The problem:
Read the records and gather each line that includes "Zhang".

* START Records supplied *

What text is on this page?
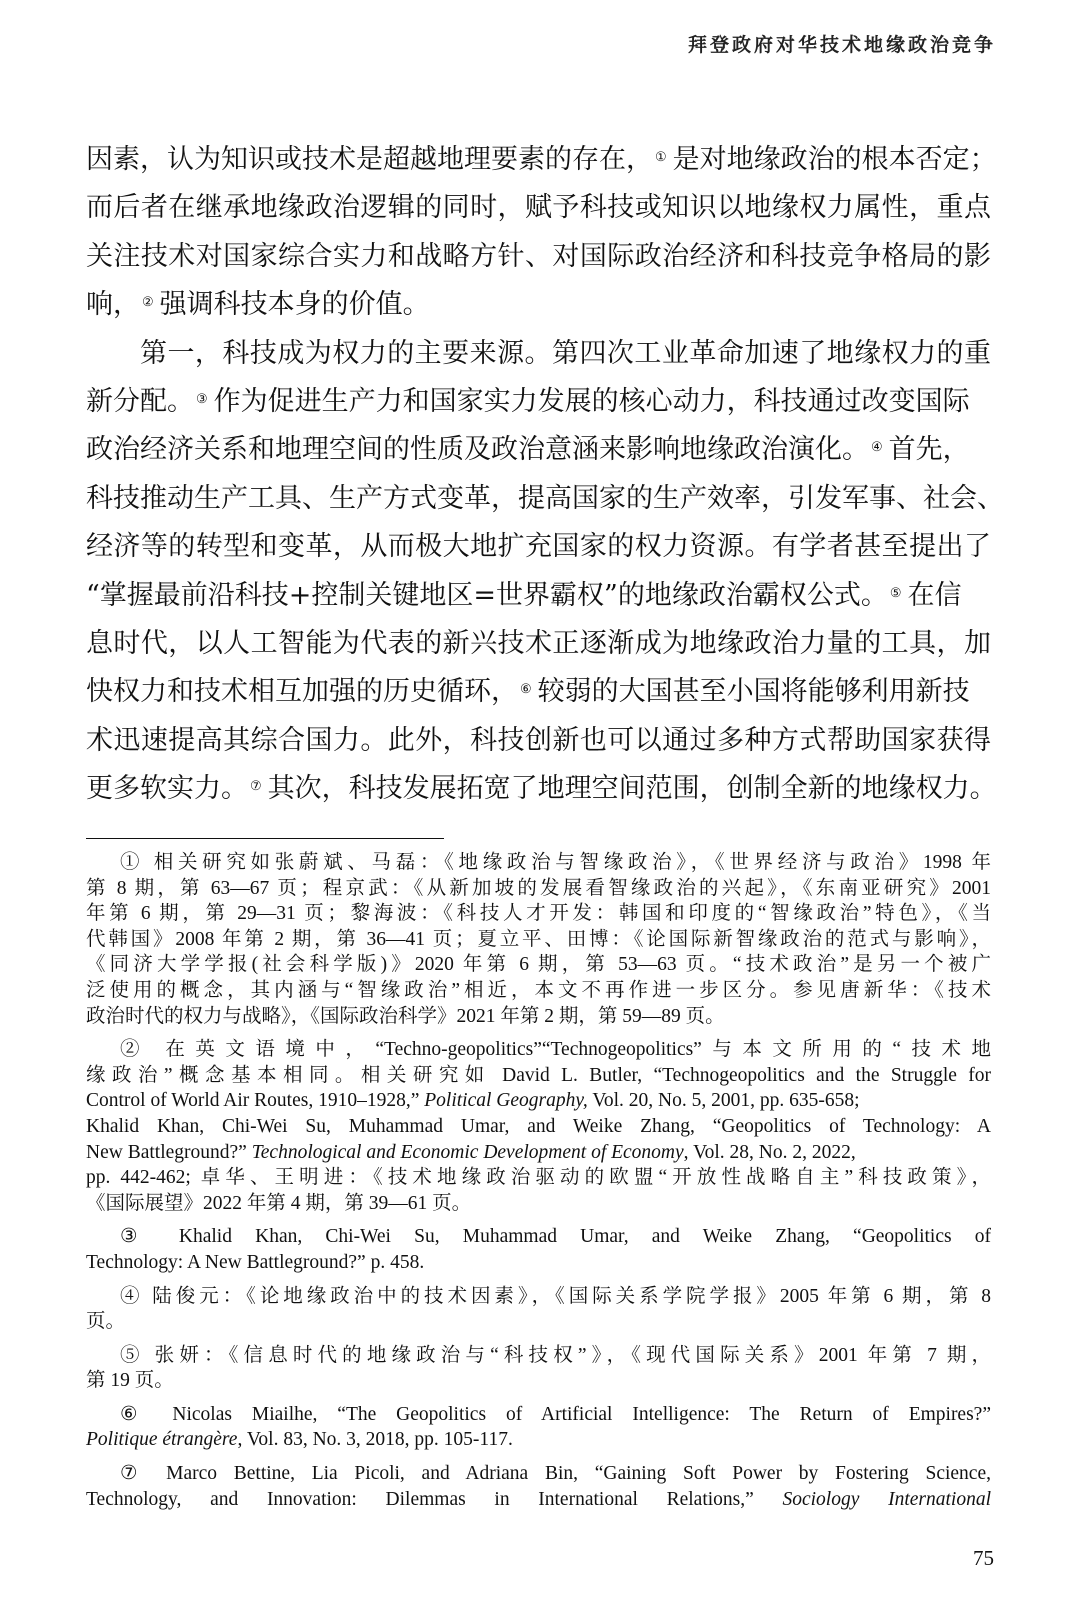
拜登政府对华技术地缘政治竞争
因素，认为知识或技术是超越地理要素的存在， ① 是对地缘政治的根本否定；
而后者在继承地缘政治逻辑的同时，赋予科技或知识以地缘权力属性，重点
关注技术对国家综合实力和战略方针、对国际政治经济和科技竞争格局的影
响， ② 强调科技本身的价值。
第一，科技成为权力的主要来源。第四次工业革命加速了地缘权力的重
新分配。 ③ 作为促进生产力和国家实力发展的核心动力，科技通过改变国际
政治经济关系和地理空间的性质及政治意涵来影响地缘政治演化。 ④ 首先，
科技推动生产工具、生产方式变革，提高国家的生产效率，引发军事、社会、
经济等的转型和变革，从而极大地扩充国家的权力资源。有学者甚至提出了
“掌握最前沿科技+控制关键地区=世界霸权”的地缘政治霸权公式。 ⑤ 在信
息时代，以人工智能为代表的新兴技术正逐渐成为地缘政治力量的工具，加
快权力和技术相互加强的历史循环， ⑥ 较弱的大国甚至小国将能够利用新技
术迅速提高其综合国力。此外，科技创新也可以通过多种方式帮助国家获得
更多软实力。 ⑦ 其次，科技发展拓宽了地理空间范围，创制全新的地缘权力。
① 相关研究如张蔚斌、马磊：《地缘政治与智缘政治》，《世界经济与政治》1998 年
第 8 期，第 63—67 页；程京武：《从新加坡的发展看智缘政治的兴起》，《东南亚研究》2001
年第 6 期，第 29—31 页；黎海波：《科技人才开发：韩国和印度的“智缘政治”特色》，《当
代韩国》2008 年第 2 期，第 36—41 页；夏立平、田博：《论国际新智缘政治的范式与影响》，
《同济大学学报(社会科学版)》2020 年第 6 期，第 53—63 页。“技术政治”是另一个被广
泛使用的概念，其内涵与“智缘政治”相近，本文不再作进一步区分。参见唐新华：《技术
政治时代的权力与战略》，《国际政治科学》2021 年第 2 期，第 59—89 页。
② 在英文语境中，“Techno-geopolitics”“Technogeopolitics”与本文所用的“技术地
缘政治”概念基本相同。相关研究如 David L. Butler, “Technogeopolitics and the Struggle for
Control of World Air Routes, 1910–1928,” Political Geography, Vol. 20, No. 5, 2001, pp. 635-658;
Khalid Khan, Chi-Wei Su, Muhammad Umar, and Weike Zhang, “Geopolitics of Technology: A
New Battleground?” Technological and Economic Development of Economy, Vol. 28, No. 2, 2022,
pp. 442-462; 卓华、王明进：《技术地缘政治驱动的欧盟“开放性战略自主”科技政策》，
《国际展望》2022 年第 4 期，第 39—61 页。
③ Khalid Khan, Chi-Wei Su, Muhammad Umar, and Weike Zhang, “Geopolitics of
Technology: A New Battleground?” p. 458.
④ 陆俊元：《论地缘政治中的技术因素》，《国际关系学院学报》2005 年第 6 期，第 8
页。
⑤ 张妍：《信息时代的地缘政治与“科技权”》，《现代国际关系》2001 年第 7 期，
第 19 页。
⑥ Nicolas Miailhe, “The Geopolitics of Artificial Intelligence: The Return of Empires?”
Politique étrangère, Vol. 83, No. 3, 2018, pp. 105-117.
⑦ Marco Bettine, Lia Picoli, and Adriana Bin, “Gaining Soft Power by Fostering Science,
Technology, and Innovation: Dilemmas in International Relations,” Sociology International
75
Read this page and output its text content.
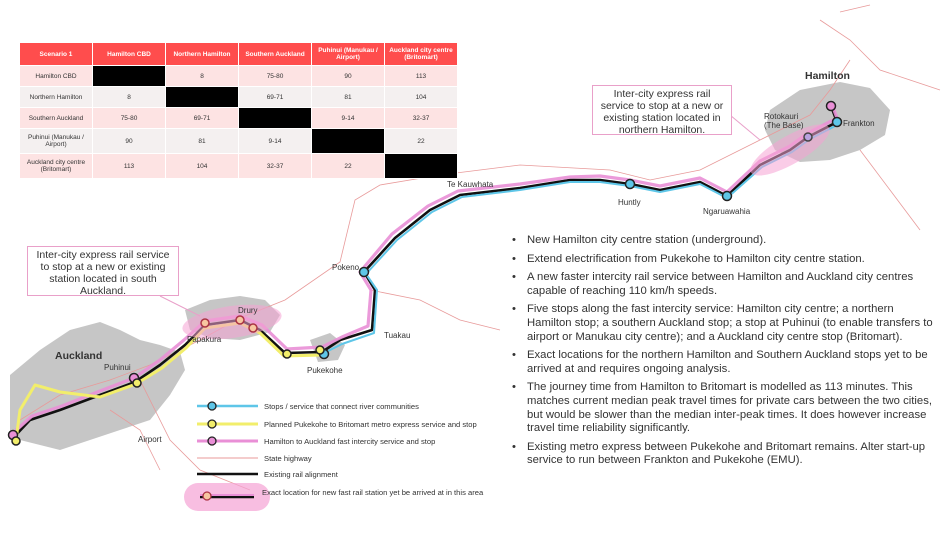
Hamilton
Frankton
Rotokauri
(The Base)
Ngaruawahia
Huntly
Te Kauwhata
Pokeno
Tuakau
Pukekohe
Drury
Papakura
Auckland
Puhinui
Airport
Stops / service that connect river communities
Planned Pukekohe to Britomart metro express service and stop
Hamilton to Auckland fast intercity service and stop
State highway
Existing rail alignment
Exact location for new fast rail station yet be arrived at in this area
Scenario 1	Hamilton CBD	Northern Hamilton	Southern Auckland	Puhinui (Manukau / Airport)	Auckland city centre (Britomart)
Hamilton CBD		8	75-80	90	113
Northern Hamilton	8		69-71	81	104
Southern Auckland	75-80	69-71		9-14	32-37
Puhinui (Manukau / Airport)	90	81	9-14		22
Auckland city centre (Britomart)	113	104	32-37	22	
Inter-city express rail service to stop at a new or existing station located in northern Hamilton.
Inter-city express rail service to stop at a new or existing station located in south Auckland.
• New Hamilton city centre station (underground).
• Extend electrification from Pukekohe to Hamilton city centre station.
• A new faster intercity rail service between Hamilton and Auckland city centres capable of reaching 110 km/h speeds.
• Five stops along the fast intercity service: Hamilton city centre; a northern Hamilton stop; a southern Auckland stop; a stop at Puhinui (to enable transfers to airport or Manukau city centre); and a Auckland city centre stop (Britomart).
• Exact locations for the northern Hamilton and Southern Auckland stops yet to be arrived at and requires ongoing analysis.
• The journey time from Hamilton to Britomart is modelled as 113 minutes. This matches current median peak travel times for private cars between the two cities, but would be slower than the median inter-peak times. It does however increase travel time reliability significantly.
• Existing metro express between Pukekohe and Britomart remains. Alter start-up service to run between Frankton and Pukekohe (EMU).
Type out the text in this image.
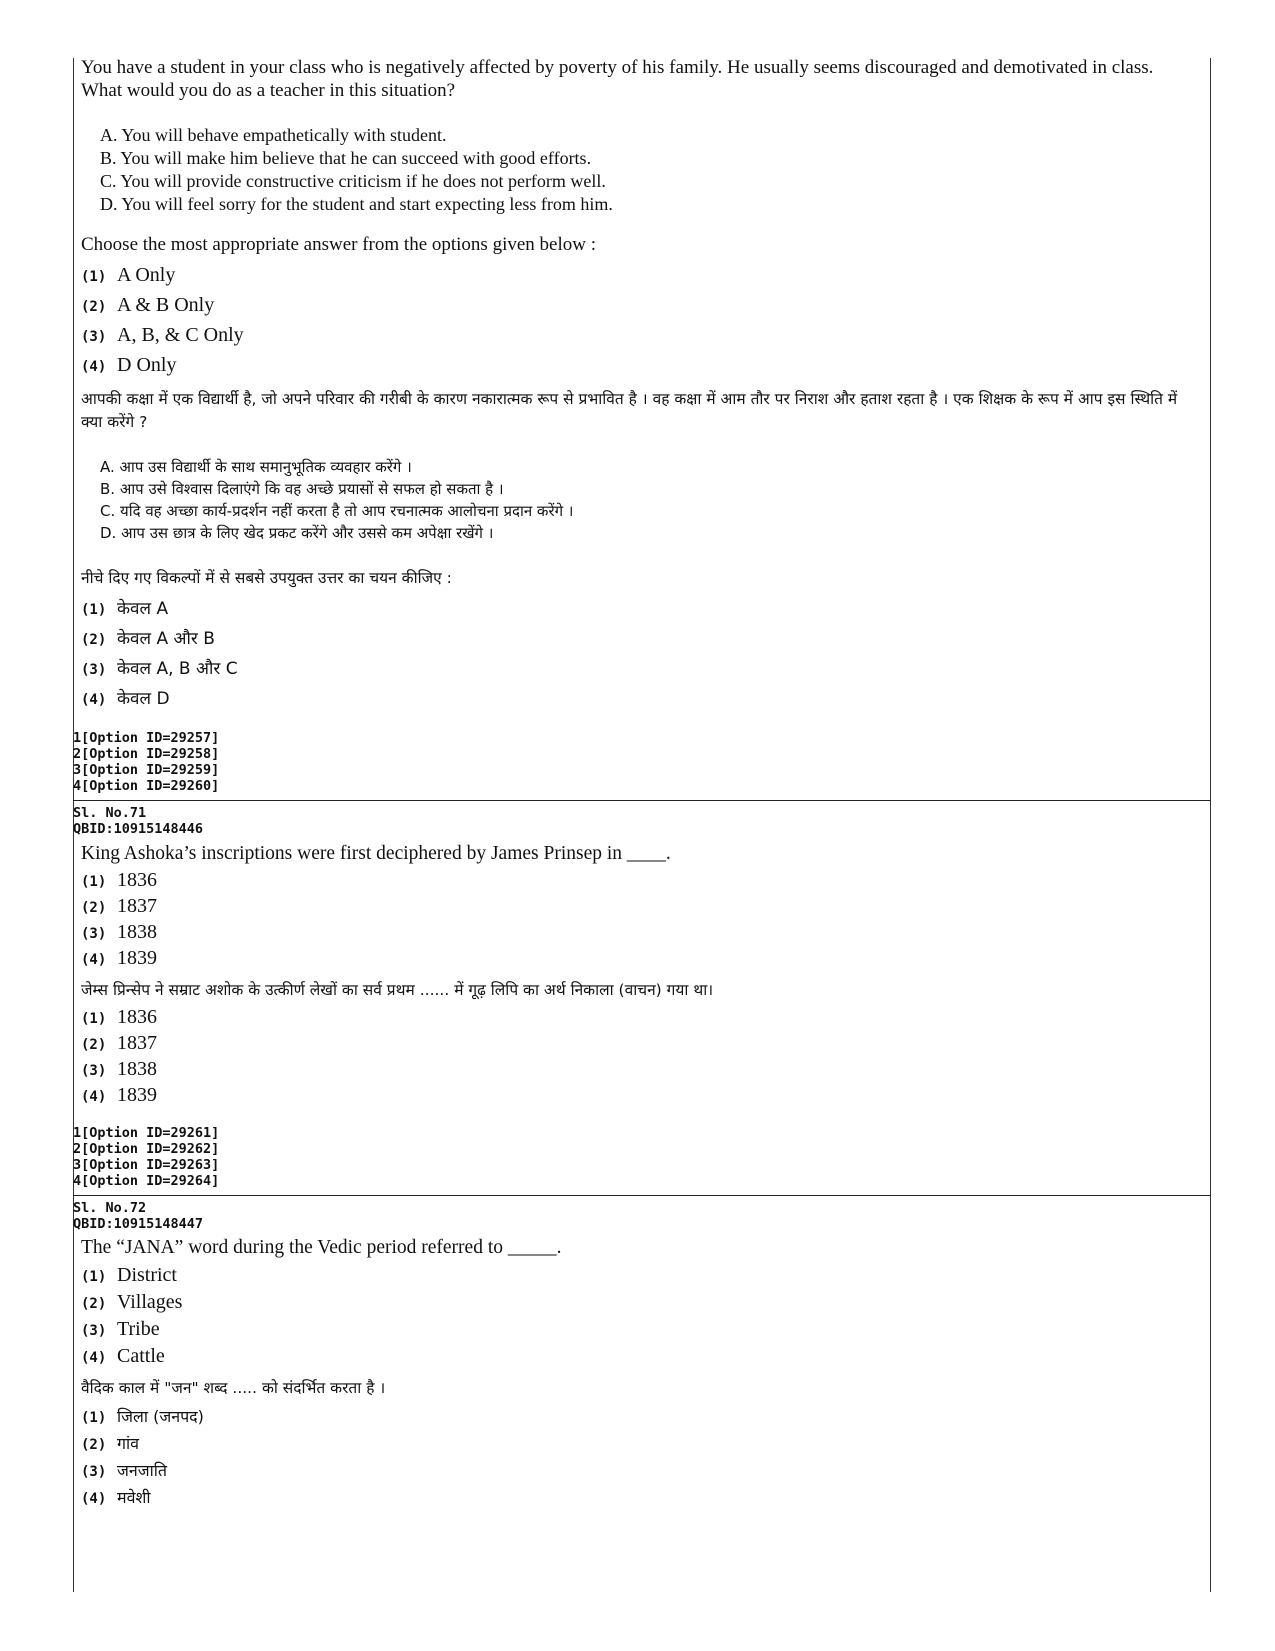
You have a student in your class who is negatively affected by poverty of his family. He usually seems discouraged and demotivated in class. What would you do as a teacher in this situation?
A. You will behave empathetically with student.
B. You will make him believe that he can succeed with good efforts.
C. You will provide constructive criticism if he does not perform well.
D. You will feel sorry for the student and start expecting less from him.
Choose the most appropriate answer from the options given below :
(1) A Only
(2) A & B Only
(3) A, B, & C Only
(4) D Only
आपकी कक्षा में एक विद्यार्थी है, जो अपने परिवार की गरीबी के कारण नकारात्मक रूप से प्रभावित है । वह कक्षा में आम तौर पर निराश और हताश रहता है । एक शिक्षक के रूप में आप इस स्थिति में क्या करेंगे ?
A. आप उस विद्यार्थी के साथ समानुभूतिक व्यवहार करेंगे ।
B. आप उसे विश्वास दिलाएंगे कि वह अच्छे प्रयासों से सफल हो सकता है ।
C. यदि वह अच्छा कार्य-प्रदर्शन नहीं करता है तो आप रचनात्मक आलोचना प्रदान करेंगे ।
D. आप उस छात्र के लिए खेद प्रकट करेंगे और उससे कम अपेक्षा रखेंगे ।
नीचे दिए गए विकल्पों में से सबसे उपयुक्त उत्तर का चयन कीजिए :
(1) केवल A
(2) केवल A और B
(3) केवल A, B और C
(4) केवल D
1[Option ID=29257]
2[Option ID=29258]
3[Option ID=29259]
4[Option ID=29260]
Sl. No.71
QBID:10915148446
King Ashoka’s inscriptions were first deciphered by James Prinsep in ____.
(1) 1836
(2) 1837
(3) 1838
(4) 1839
जेम्स प्रिन्सेप ने सम्राट अशोक के उत्कीर्ण लेखों का सर्व प्रथम ...... में गूढ़ लिपि का अर्थ निकाला (वाचन) गया था।
(1) 1836
(2) 1837
(3) 1838
(4) 1839
1[Option ID=29261]
2[Option ID=29262]
3[Option ID=29263]
4[Option ID=29264]
Sl. No.72
QBID:10915148447
The “JANA” word during the Vedic period referred to _____.
(1) District
(2) Villages
(3) Tribe
(4) Cattle
वैदिक काल में "जन" शब्द ..... को संदर्भित करता है ।
(1) जिला (जनपद)
(2) गांव
(3) जनजाति
(4) मवेशी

* END Records supplied *

Answer in full:
Khalid Khan, Chi-Wei Su, Muhammad Umar, and Weike Zhang, “Geopolitics of Technology: A
③ Khalid Khan, Chi-Wei Su, Muhammad Umar, and Weike Zhang, “Geopolitics of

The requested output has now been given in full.